▶ TASK STATEMENT
Please repeat the records word for word, from the first line through the line containing "61, 213, 77]", including both.

☆ ☆ ☆ ☆

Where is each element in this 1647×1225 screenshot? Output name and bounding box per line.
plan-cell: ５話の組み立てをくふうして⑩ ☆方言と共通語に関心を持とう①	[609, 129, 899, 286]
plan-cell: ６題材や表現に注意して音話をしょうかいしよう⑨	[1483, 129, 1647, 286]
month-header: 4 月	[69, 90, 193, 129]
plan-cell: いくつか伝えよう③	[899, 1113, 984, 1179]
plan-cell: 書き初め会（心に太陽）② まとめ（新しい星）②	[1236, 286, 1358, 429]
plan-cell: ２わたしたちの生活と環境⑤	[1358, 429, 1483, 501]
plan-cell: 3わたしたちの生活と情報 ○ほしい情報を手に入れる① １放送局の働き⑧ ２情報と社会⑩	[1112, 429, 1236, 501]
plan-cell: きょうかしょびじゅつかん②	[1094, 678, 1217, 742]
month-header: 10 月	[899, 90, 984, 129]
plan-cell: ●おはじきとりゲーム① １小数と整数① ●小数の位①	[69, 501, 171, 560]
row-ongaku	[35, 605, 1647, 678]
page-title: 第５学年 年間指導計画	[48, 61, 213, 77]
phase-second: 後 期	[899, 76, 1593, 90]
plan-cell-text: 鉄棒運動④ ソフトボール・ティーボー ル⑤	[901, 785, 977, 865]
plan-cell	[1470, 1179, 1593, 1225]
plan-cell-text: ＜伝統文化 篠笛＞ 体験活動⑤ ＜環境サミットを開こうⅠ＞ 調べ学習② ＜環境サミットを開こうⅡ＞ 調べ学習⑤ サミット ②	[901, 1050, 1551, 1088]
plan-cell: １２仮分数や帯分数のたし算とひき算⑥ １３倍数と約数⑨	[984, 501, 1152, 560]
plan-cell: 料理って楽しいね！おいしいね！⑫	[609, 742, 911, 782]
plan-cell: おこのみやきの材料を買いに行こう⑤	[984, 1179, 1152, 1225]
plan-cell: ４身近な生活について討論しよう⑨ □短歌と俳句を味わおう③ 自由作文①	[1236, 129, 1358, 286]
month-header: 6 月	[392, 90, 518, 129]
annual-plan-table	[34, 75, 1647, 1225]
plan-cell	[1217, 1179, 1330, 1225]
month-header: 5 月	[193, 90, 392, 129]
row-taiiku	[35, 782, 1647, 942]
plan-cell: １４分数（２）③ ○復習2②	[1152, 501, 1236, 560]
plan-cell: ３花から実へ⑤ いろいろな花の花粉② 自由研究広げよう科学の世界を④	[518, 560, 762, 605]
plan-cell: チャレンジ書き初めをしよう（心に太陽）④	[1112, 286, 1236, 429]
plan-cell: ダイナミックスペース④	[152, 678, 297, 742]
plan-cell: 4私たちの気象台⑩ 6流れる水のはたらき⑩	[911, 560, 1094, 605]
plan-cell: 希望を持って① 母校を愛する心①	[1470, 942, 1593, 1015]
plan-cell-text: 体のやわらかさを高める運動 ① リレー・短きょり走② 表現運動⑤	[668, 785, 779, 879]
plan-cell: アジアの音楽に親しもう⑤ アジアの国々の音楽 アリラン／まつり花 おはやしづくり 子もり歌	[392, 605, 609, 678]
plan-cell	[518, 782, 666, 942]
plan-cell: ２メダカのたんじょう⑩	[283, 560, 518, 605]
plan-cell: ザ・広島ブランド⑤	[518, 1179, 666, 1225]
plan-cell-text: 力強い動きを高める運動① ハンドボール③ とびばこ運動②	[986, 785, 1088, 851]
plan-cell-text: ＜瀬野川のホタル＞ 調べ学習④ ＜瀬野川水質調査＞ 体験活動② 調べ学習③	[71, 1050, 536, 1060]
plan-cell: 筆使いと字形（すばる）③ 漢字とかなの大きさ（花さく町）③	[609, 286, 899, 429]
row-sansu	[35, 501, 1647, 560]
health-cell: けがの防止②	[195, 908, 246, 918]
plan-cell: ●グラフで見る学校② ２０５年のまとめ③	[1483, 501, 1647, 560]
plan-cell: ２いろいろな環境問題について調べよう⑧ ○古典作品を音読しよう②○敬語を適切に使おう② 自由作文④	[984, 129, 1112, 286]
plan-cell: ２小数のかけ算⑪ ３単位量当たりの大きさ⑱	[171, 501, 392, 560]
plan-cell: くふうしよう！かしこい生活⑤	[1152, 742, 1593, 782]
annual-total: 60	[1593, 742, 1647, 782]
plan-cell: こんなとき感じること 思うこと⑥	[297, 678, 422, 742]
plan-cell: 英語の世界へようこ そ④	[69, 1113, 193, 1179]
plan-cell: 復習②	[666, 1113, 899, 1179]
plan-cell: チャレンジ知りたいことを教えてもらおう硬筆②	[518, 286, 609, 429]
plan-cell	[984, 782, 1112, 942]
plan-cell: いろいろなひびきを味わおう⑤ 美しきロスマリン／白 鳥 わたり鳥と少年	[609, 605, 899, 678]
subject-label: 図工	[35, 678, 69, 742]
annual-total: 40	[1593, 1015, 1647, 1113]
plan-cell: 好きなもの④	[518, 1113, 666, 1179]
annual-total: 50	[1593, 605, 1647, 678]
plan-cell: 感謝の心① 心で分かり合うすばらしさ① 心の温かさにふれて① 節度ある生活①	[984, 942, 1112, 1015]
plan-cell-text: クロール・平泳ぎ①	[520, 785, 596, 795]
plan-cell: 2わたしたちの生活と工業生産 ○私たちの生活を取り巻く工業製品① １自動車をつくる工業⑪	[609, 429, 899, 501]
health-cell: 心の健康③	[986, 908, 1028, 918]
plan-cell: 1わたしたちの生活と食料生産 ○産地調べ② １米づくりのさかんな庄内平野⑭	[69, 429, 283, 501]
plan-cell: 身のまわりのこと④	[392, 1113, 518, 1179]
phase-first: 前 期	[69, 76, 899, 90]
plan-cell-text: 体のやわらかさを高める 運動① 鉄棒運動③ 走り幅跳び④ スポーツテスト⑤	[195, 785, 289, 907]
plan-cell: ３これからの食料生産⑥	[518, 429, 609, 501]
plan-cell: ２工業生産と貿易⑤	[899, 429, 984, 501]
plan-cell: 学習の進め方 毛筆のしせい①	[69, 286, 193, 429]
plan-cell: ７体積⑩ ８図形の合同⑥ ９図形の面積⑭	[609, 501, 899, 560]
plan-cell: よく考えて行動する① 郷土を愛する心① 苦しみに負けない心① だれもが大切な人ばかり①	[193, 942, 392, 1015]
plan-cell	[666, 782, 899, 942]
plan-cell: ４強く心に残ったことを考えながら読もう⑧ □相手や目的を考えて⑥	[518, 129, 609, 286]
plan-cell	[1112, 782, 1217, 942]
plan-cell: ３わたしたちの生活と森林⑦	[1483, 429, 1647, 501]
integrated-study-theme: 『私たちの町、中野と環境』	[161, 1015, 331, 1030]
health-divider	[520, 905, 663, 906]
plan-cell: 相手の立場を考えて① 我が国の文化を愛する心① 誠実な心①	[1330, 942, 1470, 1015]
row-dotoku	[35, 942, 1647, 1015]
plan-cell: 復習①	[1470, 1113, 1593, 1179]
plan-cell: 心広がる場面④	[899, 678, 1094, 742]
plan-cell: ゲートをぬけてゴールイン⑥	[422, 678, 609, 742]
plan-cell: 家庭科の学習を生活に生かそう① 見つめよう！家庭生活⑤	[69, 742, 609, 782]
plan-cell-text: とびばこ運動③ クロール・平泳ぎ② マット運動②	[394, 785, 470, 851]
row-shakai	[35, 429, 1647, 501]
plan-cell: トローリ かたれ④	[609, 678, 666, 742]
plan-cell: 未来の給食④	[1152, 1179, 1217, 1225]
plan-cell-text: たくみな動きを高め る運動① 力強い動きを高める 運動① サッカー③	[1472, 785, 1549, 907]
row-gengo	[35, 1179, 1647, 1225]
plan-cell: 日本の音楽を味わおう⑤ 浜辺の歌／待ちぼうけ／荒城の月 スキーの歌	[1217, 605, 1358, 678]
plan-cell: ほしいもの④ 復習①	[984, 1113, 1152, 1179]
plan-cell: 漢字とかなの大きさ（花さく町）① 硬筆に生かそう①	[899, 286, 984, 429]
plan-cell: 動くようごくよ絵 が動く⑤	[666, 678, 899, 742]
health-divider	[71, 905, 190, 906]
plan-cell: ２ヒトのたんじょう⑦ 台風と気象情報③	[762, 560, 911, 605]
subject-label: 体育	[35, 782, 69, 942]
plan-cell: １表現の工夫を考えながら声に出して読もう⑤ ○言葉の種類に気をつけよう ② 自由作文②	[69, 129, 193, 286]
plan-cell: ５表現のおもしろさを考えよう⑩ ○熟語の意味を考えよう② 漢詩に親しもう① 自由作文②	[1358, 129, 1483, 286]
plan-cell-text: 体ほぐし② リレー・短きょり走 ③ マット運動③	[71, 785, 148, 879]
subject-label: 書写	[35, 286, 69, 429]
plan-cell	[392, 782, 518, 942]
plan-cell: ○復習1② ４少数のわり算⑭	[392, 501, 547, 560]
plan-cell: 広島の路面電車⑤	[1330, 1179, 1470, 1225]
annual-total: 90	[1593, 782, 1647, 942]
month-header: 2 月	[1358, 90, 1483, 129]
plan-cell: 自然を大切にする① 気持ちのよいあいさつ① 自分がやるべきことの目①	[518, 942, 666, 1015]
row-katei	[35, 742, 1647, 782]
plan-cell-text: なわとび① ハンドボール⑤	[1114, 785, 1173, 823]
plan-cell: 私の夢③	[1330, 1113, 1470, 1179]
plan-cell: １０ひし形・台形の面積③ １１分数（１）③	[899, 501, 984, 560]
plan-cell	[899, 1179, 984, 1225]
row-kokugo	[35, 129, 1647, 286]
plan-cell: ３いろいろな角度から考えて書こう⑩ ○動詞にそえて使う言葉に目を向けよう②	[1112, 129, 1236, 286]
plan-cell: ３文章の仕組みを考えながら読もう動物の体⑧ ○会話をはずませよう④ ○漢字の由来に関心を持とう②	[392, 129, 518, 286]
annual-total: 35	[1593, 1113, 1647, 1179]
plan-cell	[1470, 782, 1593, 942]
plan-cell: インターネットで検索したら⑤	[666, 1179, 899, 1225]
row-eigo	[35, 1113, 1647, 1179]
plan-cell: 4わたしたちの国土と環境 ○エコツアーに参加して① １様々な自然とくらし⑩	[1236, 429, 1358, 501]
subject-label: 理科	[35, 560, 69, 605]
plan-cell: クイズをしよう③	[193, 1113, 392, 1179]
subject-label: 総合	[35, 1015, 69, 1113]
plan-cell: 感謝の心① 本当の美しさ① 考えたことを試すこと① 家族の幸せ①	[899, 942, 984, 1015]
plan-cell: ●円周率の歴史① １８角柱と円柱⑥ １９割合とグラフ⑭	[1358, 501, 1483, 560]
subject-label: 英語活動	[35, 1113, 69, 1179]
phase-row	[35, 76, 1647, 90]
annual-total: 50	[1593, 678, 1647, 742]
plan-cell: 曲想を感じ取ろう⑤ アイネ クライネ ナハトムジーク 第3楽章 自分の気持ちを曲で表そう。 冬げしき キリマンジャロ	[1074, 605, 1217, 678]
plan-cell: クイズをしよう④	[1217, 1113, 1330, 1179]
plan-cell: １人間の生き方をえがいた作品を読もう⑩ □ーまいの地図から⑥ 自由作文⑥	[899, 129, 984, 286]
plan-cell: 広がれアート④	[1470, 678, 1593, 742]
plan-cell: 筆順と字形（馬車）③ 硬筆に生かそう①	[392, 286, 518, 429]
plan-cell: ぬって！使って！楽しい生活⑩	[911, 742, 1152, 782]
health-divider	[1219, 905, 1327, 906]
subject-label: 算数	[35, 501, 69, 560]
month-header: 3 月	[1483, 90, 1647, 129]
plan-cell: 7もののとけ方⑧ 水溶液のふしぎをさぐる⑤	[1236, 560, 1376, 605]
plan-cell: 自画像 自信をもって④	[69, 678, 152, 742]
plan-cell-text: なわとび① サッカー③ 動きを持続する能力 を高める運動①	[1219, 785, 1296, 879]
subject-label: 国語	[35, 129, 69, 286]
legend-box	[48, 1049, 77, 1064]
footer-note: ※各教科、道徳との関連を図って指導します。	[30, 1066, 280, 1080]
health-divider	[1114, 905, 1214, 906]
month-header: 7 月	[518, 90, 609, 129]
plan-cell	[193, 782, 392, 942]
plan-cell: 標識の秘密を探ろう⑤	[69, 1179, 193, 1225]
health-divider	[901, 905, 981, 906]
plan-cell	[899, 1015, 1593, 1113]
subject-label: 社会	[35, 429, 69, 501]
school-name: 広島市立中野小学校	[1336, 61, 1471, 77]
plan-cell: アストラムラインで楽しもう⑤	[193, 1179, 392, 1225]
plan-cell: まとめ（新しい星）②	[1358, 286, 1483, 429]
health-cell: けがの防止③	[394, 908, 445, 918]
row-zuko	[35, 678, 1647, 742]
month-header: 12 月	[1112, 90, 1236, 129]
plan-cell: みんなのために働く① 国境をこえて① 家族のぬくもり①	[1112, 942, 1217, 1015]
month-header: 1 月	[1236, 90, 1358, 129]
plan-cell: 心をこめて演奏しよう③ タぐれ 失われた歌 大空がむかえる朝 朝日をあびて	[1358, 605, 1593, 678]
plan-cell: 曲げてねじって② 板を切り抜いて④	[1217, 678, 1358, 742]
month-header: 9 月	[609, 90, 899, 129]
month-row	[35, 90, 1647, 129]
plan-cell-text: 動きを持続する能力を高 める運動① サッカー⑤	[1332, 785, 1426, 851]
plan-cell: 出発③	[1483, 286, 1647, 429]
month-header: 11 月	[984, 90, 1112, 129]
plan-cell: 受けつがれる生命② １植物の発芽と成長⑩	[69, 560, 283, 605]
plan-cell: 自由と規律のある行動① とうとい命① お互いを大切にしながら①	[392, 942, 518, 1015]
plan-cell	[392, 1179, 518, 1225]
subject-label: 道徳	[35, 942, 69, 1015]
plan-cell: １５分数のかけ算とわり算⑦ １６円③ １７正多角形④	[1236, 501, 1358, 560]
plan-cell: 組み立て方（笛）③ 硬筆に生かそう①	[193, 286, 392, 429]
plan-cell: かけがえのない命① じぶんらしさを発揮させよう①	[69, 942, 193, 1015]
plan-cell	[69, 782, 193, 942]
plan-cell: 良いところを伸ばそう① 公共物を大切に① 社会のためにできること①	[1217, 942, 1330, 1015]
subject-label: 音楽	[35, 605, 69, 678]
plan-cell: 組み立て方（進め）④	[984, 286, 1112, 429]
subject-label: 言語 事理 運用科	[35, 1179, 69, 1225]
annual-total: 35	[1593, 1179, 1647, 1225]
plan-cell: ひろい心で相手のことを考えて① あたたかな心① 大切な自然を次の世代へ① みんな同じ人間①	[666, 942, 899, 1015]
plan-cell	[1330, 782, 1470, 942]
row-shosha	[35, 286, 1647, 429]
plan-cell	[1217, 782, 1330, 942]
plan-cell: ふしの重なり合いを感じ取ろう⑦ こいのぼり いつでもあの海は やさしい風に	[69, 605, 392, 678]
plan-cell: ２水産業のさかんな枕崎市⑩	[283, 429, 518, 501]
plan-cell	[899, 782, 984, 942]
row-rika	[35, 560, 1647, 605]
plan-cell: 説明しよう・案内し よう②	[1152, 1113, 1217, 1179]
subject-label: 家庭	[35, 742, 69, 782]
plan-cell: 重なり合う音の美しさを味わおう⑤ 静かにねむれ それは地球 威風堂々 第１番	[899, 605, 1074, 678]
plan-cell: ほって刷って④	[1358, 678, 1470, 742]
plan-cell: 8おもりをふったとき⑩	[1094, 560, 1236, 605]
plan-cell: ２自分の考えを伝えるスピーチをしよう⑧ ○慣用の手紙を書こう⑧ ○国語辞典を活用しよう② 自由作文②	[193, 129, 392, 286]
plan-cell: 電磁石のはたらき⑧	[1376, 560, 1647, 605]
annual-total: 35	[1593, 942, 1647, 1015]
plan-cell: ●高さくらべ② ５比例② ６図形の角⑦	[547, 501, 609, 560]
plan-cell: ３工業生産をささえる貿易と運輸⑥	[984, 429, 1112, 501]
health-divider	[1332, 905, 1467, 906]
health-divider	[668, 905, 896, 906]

☆ ☆ ☆ ☆

▶ SOLUTION FOR THIS TASK
Where is each element in this 1647×1225 screenshot? Output name and bounding box per line.
plan-cell: ５話の組み立てをくふうして⑩ ☆方言と共通語に関心を持とう①	[609, 129, 899, 286]
plan-cell: ６題材や表現に注意して音話をしょうかいしよう⑨	[1483, 129, 1647, 286]
month-header: 4 月	[69, 90, 193, 129]
plan-cell: いくつか伝えよう③	[899, 1113, 984, 1179]
plan-cell: 書き初め会（心に太陽）② まとめ（新しい星）②	[1236, 286, 1358, 429]
plan-cell: ２わたしたちの生活と環境⑤	[1358, 429, 1483, 501]
plan-cell: 3わたしたちの生活と情報 ○ほしい情報を手に入れる① １放送局の働き⑧ ２情報と社会⑩	[1112, 429, 1236, 501]
plan-cell: きょうかしょびじゅつかん②	[1094, 678, 1217, 742]
month-header: 10 月	[899, 90, 984, 129]
plan-cell: ●おはじきとりゲーム① １小数と整数① ●小数の位①	[69, 501, 171, 560]
row-ongaku	[35, 605, 1647, 678]
page-title: 第５学年 年間指導計画	[48, 61, 213, 77]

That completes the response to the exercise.